→ **WHAT THIS TASK INVOLVES**:
"plot" appears in how many lines of the entries? State only the number.

— START SOURCE DATA —

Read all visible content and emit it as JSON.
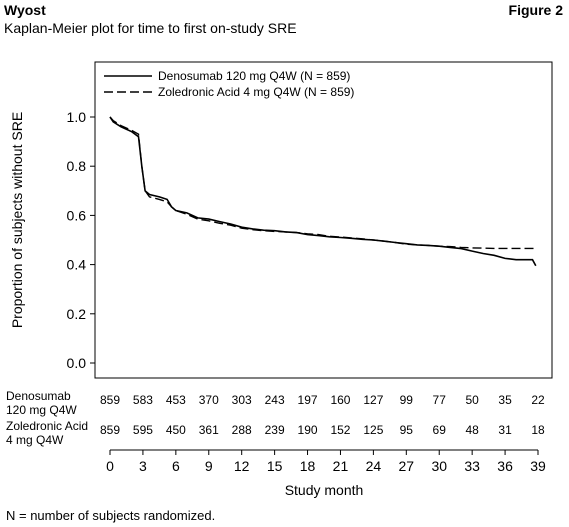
{
  "header": {
    "author": "Wyost",
    "figure_label": "Figure 2",
    "subtitle": "Kaplan-Meier plot for time to first on-study SRE"
  },
  "footnote": "N = number of subjects randomized.",
  "chart_data": {
    "type": "line",
    "title": "Kaplan-Meier plot for time to first on-study SRE",
    "xlabel": "Study month",
    "ylabel": "Proportion of subjects without SRE",
    "xlim": [
      0,
      39
    ],
    "ylim": [
      0,
      1.0
    ],
    "x_ticks": [
      0,
      3,
      6,
      9,
      12,
      15,
      18,
      21,
      24,
      27,
      30,
      33,
      36,
      39
    ],
    "y_ticks": [
      "0.0",
      "0.2",
      "0.4",
      "0.6",
      "0.8",
      "1.0"
    ],
    "grid": false,
    "legend_position": "top-left",
    "series": [
      {
        "name": "Denosumab 120 mg Q4W (N = 859)",
        "style": "solid",
        "color": "#000000",
        "points": [
          [
            0,
            1.0
          ],
          [
            0.3,
            0.98
          ],
          [
            1,
            0.96
          ],
          [
            2,
            0.94
          ],
          [
            2.6,
            0.92
          ],
          [
            2.9,
            0.8
          ],
          [
            3.2,
            0.7
          ],
          [
            3.6,
            0.685
          ],
          [
            4.5,
            0.675
          ],
          [
            5.2,
            0.665
          ],
          [
            5.6,
            0.635
          ],
          [
            6,
            0.62
          ],
          [
            7,
            0.61
          ],
          [
            8,
            0.59
          ],
          [
            9,
            0.585
          ],
          [
            10,
            0.575
          ],
          [
            11,
            0.565
          ],
          [
            12,
            0.552
          ],
          [
            13,
            0.545
          ],
          [
            14,
            0.54
          ],
          [
            15,
            0.538
          ],
          [
            16,
            0.533
          ],
          [
            17,
            0.53
          ],
          [
            18,
            0.522
          ],
          [
            19,
            0.518
          ],
          [
            20,
            0.513
          ],
          [
            21,
            0.51
          ],
          [
            22,
            0.507
          ],
          [
            23,
            0.503
          ],
          [
            24,
            0.5
          ],
          [
            25,
            0.495
          ],
          [
            26,
            0.49
          ],
          [
            27,
            0.485
          ],
          [
            28,
            0.48
          ],
          [
            29,
            0.478
          ],
          [
            30,
            0.475
          ],
          [
            31,
            0.47
          ],
          [
            32,
            0.465
          ],
          [
            33,
            0.455
          ],
          [
            34,
            0.445
          ],
          [
            35,
            0.438
          ],
          [
            36,
            0.425
          ],
          [
            37,
            0.42
          ],
          [
            38.5,
            0.42
          ],
          [
            38.8,
            0.395
          ]
        ]
      },
      {
        "name": "Zoledronic Acid 4 mg Q4W (N = 859)",
        "style": "dashed",
        "color": "#000000",
        "points": [
          [
            0,
            1.0
          ],
          [
            0.3,
            0.985
          ],
          [
            1,
            0.965
          ],
          [
            2,
            0.945
          ],
          [
            2.6,
            0.93
          ],
          [
            2.9,
            0.8
          ],
          [
            3.2,
            0.7
          ],
          [
            3.6,
            0.675
          ],
          [
            4.5,
            0.665
          ],
          [
            5.2,
            0.655
          ],
          [
            5.6,
            0.635
          ],
          [
            6,
            0.62
          ],
          [
            7,
            0.605
          ],
          [
            8,
            0.585
          ],
          [
            9,
            0.578
          ],
          [
            10,
            0.568
          ],
          [
            11,
            0.56
          ],
          [
            12,
            0.548
          ],
          [
            13,
            0.542
          ],
          [
            14,
            0.538
          ],
          [
            15,
            0.535
          ],
          [
            16,
            0.533
          ],
          [
            17,
            0.53
          ],
          [
            18,
            0.525
          ],
          [
            19,
            0.522
          ],
          [
            20,
            0.515
          ],
          [
            21,
            0.512
          ],
          [
            22,
            0.508
          ],
          [
            23,
            0.505
          ],
          [
            24,
            0.5
          ],
          [
            25,
            0.495
          ],
          [
            26,
            0.49
          ],
          [
            27,
            0.483
          ],
          [
            28,
            0.48
          ],
          [
            29,
            0.478
          ],
          [
            30,
            0.475
          ],
          [
            31,
            0.473
          ],
          [
            32,
            0.47
          ],
          [
            33,
            0.468
          ],
          [
            34,
            0.467
          ],
          [
            35,
            0.466
          ],
          [
            36,
            0.466
          ],
          [
            37,
            0.466
          ],
          [
            38.8,
            0.466
          ]
        ]
      }
    ],
    "risk_table": {
      "x": [
        0,
        3,
        6,
        9,
        12,
        15,
        18,
        21,
        24,
        27,
        30,
        33,
        36,
        39
      ],
      "rows": [
        {
          "label_line1": "Denosumab",
          "label_line2": "120 mg Q4W",
          "counts": [
            "859",
            "583",
            "453",
            "370",
            "303",
            "243",
            "197",
            "160",
            "127",
            "99",
            "77",
            "50",
            "35",
            "22"
          ]
        },
        {
          "label_line1": "Zoledronic Acid",
          "label_line2": "4 mg Q4W",
          "counts": [
            "859",
            "595",
            "450",
            "361",
            "288",
            "239",
            "190",
            "152",
            "125",
            "95",
            "69",
            "48",
            "31",
            "18"
          ]
        }
      ]
    }
  }
}
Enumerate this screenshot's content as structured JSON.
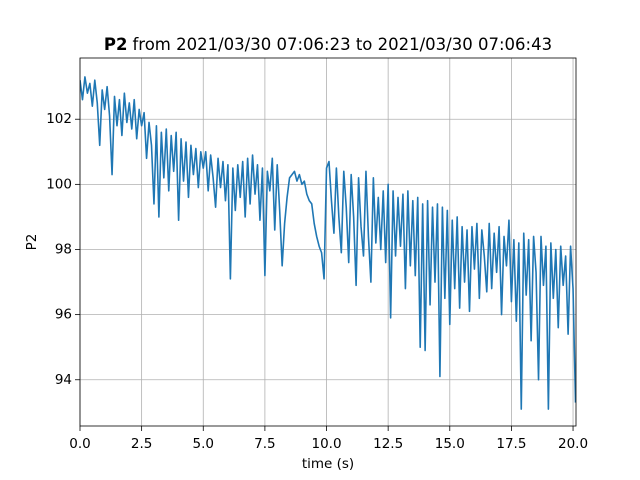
{
  "chart_data": {
    "type": "line",
    "title_parts": [
      "P2",
      "from 2021/03/30 07:06:23 to 2021/03/30 07:06:43"
    ],
    "x_label": "time (s)",
    "y_label": "P2",
    "xlim": [
      0,
      20.12
    ],
    "ylim": [
      92.58,
      103.88
    ],
    "xticks": [
      {
        "value": 0,
        "label": "0.0"
      },
      2.5,
      {
        "value": 5,
        "label": "5.0"
      },
      7.5,
      {
        "value": 10,
        "label": "10.0"
      },
      12.5,
      {
        "value": 15,
        "label": "15.0"
      },
      17.5,
      {
        "value": 20,
        "label": "20.0"
      }
    ],
    "yticks": [
      94,
      96,
      98,
      100,
      102
    ],
    "grid": true,
    "series": [
      {
        "color": "#1f77b4",
        "x": [
          0.0,
          0.1,
          0.2,
          0.3,
          0.4,
          0.5,
          0.6,
          0.7,
          0.8,
          0.9,
          1.0,
          1.1,
          1.2,
          1.3,
          1.4,
          1.5,
          1.6,
          1.7,
          1.8,
          1.9,
          2.0,
          2.1,
          2.2,
          2.3,
          2.4,
          2.5,
          2.6,
          2.7,
          2.8,
          2.9,
          3.0,
          3.1,
          3.2,
          3.3,
          3.4,
          3.5,
          3.6,
          3.7,
          3.8,
          3.9,
          4.0,
          4.1,
          4.2,
          4.3,
          4.4,
          4.5,
          4.6,
          4.7,
          4.8,
          4.9,
          5.0,
          5.1,
          5.2,
          5.3,
          5.4,
          5.5,
          5.6,
          5.7,
          5.8,
          5.9,
          6.0,
          6.1,
          6.2,
          6.3,
          6.4,
          6.5,
          6.6,
          6.7,
          6.8,
          6.9,
          7.0,
          7.1,
          7.2,
          7.3,
          7.4,
          7.5,
          7.6,
          7.7,
          7.8,
          7.9,
          8.0,
          8.1,
          8.2,
          8.3,
          8.4,
          8.5,
          8.6,
          8.7,
          8.8,
          8.9,
          9.0,
          9.1,
          9.2,
          9.3,
          9.4,
          9.5,
          9.6,
          9.7,
          9.8,
          9.9,
          10.0,
          10.1,
          10.2,
          10.3,
          10.4,
          10.5,
          10.6,
          10.7,
          10.8,
          10.9,
          11.0,
          11.1,
          11.2,
          11.3,
          11.4,
          11.5,
          11.6,
          11.7,
          11.8,
          11.9,
          12.0,
          12.1,
          12.2,
          12.3,
          12.4,
          12.5,
          12.6,
          12.7,
          12.8,
          12.9,
          13.0,
          13.1,
          13.2,
          13.3,
          13.4,
          13.5,
          13.6,
          13.7,
          13.8,
          13.9,
          14.0,
          14.1,
          14.2,
          14.3,
          14.4,
          14.5,
          14.6,
          14.7,
          14.8,
          14.9,
          15.0,
          15.1,
          15.2,
          15.3,
          15.4,
          15.5,
          15.6,
          15.7,
          15.8,
          15.9,
          16.0,
          16.1,
          16.2,
          16.3,
          16.4,
          16.5,
          16.6,
          16.7,
          16.8,
          16.9,
          17.0,
          17.1,
          17.2,
          17.3,
          17.4,
          17.5,
          17.6,
          17.7,
          17.8,
          17.9,
          18.0,
          18.1,
          18.2,
          18.3,
          18.4,
          18.5,
          18.6,
          18.7,
          18.8,
          18.9,
          19.0,
          19.1,
          19.2,
          19.3,
          19.4,
          19.5,
          19.6,
          19.7,
          19.8,
          19.9,
          20.0,
          20.1
        ],
        "values": [
          103.2,
          102.6,
          103.3,
          102.8,
          103.1,
          102.4,
          103.2,
          102.5,
          101.2,
          102.9,
          102.3,
          103.0,
          102.1,
          100.3,
          102.7,
          101.8,
          102.6,
          101.5,
          102.8,
          101.9,
          102.5,
          101.7,
          102.6,
          101.4,
          102.3,
          101.8,
          102.2,
          100.8,
          101.9,
          101.2,
          99.4,
          101.8,
          99.0,
          101.6,
          100.2,
          101.7,
          99.8,
          101.5,
          100.4,
          101.6,
          98.9,
          101.4,
          100.1,
          101.3,
          99.6,
          101.2,
          100.3,
          101.1,
          99.9,
          101.0,
          100.5,
          101.0,
          99.8,
          100.9,
          100.2,
          99.3,
          100.8,
          99.9,
          100.7,
          99.5,
          100.6,
          97.1,
          100.5,
          99.2,
          100.6,
          99.6,
          100.7,
          99.0,
          100.8,
          99.4,
          100.9,
          99.7,
          100.6,
          98.9,
          100.5,
          97.2,
          100.4,
          99.8,
          100.8,
          98.6,
          100.6,
          99.2,
          97.5,
          98.8,
          99.6,
          100.2,
          100.3,
          100.4,
          100.1,
          100.3,
          100.0,
          100.1,
          99.7,
          99.5,
          99.4,
          98.8,
          98.4,
          98.1,
          97.9,
          97.1,
          100.5,
          100.7,
          99.5,
          98.5,
          100.5,
          99.0,
          97.9,
          100.4,
          99.3,
          97.6,
          100.3,
          99.0,
          96.9,
          100.2,
          98.7,
          97.8,
          100.4,
          98.4,
          97.0,
          100.2,
          98.2,
          99.6,
          98.0,
          99.8,
          97.6,
          100.0,
          95.9,
          99.8,
          97.8,
          99.6,
          98.1,
          99.7,
          96.8,
          99.8,
          97.5,
          99.5,
          97.2,
          99.6,
          95.0,
          99.4,
          94.9,
          99.5,
          96.3,
          99.3,
          97.0,
          99.4,
          94.1,
          99.3,
          96.5,
          99.2,
          95.7,
          98.9,
          96.8,
          99.0,
          96.2,
          98.7,
          97.0,
          98.6,
          96.1,
          98.7,
          97.4,
          98.8,
          96.5,
          98.6,
          97.8,
          96.7,
          98.8,
          96.8,
          98.5,
          97.3,
          98.7,
          96.0,
          98.4,
          97.5,
          98.9,
          96.4,
          98.3,
          95.8,
          98.2,
          93.1,
          98.5,
          96.6,
          98.3,
          95.2,
          98.4,
          97.3,
          94.0,
          98.4,
          96.9,
          98.1,
          93.1,
          98.2,
          96.5,
          98.0,
          95.6,
          98.1,
          96.9,
          97.8,
          95.4,
          98.1,
          96.8,
          93.3
        ]
      }
    ]
  }
}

— END SOURCE DATA —

→ **CORRECT ANSWER**:
2